EXERCISE PROMPT
Single out each line with the word "Output" and copy it.

MATERIAL FOR THIS EXERCISE

----

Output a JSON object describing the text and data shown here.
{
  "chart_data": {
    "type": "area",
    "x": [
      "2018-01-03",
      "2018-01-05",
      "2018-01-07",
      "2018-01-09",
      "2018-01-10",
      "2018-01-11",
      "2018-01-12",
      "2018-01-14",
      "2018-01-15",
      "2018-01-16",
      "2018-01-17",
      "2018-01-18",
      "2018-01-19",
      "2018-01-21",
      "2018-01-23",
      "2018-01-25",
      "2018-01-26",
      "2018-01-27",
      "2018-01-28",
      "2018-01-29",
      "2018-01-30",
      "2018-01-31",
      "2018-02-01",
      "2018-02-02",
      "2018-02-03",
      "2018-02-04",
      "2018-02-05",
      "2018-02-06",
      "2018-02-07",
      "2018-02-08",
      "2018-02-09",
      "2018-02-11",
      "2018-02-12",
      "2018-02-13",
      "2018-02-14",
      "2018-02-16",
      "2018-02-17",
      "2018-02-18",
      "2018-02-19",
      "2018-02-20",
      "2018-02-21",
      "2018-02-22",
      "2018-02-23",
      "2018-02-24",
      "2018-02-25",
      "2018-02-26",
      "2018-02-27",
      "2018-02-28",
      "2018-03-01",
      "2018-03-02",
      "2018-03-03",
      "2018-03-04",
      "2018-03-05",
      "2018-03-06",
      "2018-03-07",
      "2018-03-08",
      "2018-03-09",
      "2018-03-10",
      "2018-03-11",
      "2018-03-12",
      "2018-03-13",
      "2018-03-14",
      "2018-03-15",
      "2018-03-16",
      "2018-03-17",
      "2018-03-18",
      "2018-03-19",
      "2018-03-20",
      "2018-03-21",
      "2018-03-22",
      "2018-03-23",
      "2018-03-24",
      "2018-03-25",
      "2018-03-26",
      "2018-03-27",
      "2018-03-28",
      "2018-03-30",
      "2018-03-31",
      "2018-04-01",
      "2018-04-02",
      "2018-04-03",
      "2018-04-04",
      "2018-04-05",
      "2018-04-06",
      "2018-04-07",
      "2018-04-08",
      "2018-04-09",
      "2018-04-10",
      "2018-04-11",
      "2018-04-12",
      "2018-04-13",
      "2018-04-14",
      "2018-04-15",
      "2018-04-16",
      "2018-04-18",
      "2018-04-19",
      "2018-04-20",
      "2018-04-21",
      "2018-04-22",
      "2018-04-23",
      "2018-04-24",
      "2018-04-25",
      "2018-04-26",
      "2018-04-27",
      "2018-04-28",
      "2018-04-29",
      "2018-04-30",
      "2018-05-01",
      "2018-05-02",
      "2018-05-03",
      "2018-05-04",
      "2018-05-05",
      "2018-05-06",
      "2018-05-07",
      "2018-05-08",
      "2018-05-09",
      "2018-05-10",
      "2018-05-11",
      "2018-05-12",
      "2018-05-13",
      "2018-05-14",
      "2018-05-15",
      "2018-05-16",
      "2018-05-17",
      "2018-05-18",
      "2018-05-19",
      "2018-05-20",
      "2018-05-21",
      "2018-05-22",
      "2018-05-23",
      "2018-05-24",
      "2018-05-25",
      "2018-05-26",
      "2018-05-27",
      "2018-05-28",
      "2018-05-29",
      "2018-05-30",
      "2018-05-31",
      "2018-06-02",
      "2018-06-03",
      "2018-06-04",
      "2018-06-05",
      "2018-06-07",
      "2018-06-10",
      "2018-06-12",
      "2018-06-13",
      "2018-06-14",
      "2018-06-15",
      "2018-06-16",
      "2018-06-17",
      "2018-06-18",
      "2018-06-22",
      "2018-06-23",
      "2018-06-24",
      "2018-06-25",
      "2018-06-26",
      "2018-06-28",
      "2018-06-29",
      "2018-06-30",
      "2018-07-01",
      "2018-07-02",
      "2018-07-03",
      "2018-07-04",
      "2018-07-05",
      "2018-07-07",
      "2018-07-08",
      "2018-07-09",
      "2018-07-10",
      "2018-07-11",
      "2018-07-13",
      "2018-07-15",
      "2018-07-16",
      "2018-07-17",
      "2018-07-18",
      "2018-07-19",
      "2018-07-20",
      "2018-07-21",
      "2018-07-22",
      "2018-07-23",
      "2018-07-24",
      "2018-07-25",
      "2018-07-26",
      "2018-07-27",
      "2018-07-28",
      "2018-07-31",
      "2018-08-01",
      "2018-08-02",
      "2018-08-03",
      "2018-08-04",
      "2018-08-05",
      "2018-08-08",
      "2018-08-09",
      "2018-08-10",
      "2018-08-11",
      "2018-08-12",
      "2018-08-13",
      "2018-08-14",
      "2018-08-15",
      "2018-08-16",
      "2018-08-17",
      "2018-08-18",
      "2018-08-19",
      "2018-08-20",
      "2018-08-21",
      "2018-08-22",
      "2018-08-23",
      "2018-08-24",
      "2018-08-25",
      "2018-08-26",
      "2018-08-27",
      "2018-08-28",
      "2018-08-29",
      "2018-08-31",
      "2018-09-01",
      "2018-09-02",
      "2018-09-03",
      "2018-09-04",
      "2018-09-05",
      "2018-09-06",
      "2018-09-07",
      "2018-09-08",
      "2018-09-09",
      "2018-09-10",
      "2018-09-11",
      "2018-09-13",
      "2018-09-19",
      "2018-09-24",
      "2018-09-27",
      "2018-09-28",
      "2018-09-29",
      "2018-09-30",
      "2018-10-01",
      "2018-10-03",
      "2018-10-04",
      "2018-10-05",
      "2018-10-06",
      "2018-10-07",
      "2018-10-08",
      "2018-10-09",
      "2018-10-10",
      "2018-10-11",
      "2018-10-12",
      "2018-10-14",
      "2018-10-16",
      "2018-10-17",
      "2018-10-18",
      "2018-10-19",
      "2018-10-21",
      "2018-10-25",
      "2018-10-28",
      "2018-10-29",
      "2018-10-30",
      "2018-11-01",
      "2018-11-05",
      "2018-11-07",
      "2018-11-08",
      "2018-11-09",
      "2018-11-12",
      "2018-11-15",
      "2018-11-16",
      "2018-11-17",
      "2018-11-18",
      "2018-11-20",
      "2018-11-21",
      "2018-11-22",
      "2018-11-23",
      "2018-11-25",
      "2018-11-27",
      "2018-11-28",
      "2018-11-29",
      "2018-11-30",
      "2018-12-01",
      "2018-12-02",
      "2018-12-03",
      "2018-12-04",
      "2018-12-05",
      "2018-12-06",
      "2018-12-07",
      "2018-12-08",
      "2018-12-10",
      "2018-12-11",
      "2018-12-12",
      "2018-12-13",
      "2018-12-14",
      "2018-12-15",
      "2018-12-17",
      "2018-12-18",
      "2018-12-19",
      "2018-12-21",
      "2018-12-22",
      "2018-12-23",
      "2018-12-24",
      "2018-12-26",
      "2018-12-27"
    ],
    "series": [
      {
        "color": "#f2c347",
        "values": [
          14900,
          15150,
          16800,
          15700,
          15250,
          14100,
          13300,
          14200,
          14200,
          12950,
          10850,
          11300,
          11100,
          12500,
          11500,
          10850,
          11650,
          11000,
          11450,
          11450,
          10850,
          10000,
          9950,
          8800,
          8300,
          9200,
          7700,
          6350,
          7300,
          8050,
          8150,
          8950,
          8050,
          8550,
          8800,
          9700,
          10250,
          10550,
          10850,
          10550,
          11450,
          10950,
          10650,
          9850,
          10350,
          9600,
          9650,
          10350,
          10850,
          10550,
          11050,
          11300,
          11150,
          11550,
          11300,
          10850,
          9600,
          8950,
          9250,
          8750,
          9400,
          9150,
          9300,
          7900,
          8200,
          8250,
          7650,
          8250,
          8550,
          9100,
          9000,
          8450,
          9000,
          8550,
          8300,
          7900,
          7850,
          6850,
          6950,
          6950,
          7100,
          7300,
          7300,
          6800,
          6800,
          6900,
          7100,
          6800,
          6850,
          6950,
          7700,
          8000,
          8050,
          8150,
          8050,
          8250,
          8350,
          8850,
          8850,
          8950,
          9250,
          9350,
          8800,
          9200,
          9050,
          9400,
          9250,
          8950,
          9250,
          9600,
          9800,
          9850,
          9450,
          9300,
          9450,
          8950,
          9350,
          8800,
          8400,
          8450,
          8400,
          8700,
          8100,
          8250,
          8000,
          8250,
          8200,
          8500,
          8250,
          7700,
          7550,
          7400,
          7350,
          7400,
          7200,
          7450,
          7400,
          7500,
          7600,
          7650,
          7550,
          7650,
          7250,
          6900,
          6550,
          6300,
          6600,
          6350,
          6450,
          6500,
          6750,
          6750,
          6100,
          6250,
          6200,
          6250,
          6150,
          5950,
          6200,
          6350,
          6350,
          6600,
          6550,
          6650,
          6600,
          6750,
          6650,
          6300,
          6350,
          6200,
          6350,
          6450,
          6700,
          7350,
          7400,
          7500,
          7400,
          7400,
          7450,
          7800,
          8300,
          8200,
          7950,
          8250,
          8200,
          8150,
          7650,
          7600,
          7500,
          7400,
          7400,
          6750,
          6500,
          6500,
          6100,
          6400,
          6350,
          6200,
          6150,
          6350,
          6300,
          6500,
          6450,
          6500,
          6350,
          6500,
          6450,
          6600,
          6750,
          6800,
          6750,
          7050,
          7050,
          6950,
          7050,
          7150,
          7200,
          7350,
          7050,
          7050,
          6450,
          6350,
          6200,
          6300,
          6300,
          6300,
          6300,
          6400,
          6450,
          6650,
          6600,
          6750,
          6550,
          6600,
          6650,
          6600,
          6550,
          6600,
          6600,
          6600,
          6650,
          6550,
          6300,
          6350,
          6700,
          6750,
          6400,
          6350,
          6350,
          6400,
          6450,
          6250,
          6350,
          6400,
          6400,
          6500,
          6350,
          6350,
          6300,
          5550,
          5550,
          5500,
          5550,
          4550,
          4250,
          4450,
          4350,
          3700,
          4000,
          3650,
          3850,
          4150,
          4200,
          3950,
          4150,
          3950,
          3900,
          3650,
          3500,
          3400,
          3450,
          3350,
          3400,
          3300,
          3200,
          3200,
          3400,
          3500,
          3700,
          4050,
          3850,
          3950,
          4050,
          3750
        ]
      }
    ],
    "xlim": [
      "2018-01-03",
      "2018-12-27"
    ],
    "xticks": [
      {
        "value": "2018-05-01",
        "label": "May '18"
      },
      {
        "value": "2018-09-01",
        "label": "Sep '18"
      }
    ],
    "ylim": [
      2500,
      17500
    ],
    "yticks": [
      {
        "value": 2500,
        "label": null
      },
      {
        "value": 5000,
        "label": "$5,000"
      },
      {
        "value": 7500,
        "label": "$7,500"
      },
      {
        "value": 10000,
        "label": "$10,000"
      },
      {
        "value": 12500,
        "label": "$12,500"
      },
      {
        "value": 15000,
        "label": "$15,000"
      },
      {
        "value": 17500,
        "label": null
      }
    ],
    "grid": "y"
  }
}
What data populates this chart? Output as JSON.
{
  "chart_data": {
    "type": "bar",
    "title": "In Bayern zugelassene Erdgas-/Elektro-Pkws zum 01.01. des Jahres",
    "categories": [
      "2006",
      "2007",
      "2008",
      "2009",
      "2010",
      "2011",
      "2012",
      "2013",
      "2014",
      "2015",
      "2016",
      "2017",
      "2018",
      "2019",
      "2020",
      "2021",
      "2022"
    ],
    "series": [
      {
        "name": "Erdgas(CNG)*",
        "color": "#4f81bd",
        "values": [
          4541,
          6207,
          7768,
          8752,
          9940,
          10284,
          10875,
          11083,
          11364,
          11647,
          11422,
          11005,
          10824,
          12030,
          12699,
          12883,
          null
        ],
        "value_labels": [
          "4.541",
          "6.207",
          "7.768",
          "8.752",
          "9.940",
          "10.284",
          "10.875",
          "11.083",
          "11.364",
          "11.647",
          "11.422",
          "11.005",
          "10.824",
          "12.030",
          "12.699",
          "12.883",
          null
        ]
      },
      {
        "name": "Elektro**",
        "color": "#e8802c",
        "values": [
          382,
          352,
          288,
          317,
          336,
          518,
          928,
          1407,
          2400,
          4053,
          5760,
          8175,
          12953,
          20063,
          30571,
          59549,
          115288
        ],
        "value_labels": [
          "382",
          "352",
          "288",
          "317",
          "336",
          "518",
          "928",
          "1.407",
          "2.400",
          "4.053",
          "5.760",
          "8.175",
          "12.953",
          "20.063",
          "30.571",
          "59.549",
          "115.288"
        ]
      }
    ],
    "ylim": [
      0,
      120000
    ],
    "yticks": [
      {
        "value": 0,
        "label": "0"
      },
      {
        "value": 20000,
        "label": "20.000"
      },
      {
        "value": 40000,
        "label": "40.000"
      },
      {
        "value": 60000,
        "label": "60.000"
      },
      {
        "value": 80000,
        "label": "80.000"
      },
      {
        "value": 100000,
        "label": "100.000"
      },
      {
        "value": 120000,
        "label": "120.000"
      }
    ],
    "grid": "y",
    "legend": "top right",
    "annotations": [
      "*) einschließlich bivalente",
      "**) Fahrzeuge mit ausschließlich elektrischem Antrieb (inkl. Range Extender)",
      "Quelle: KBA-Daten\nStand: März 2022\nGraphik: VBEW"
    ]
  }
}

----

EXERCISE RESULT
Output a JSON object describing the text and data shown here.
What data populates this chart? Output as JSON.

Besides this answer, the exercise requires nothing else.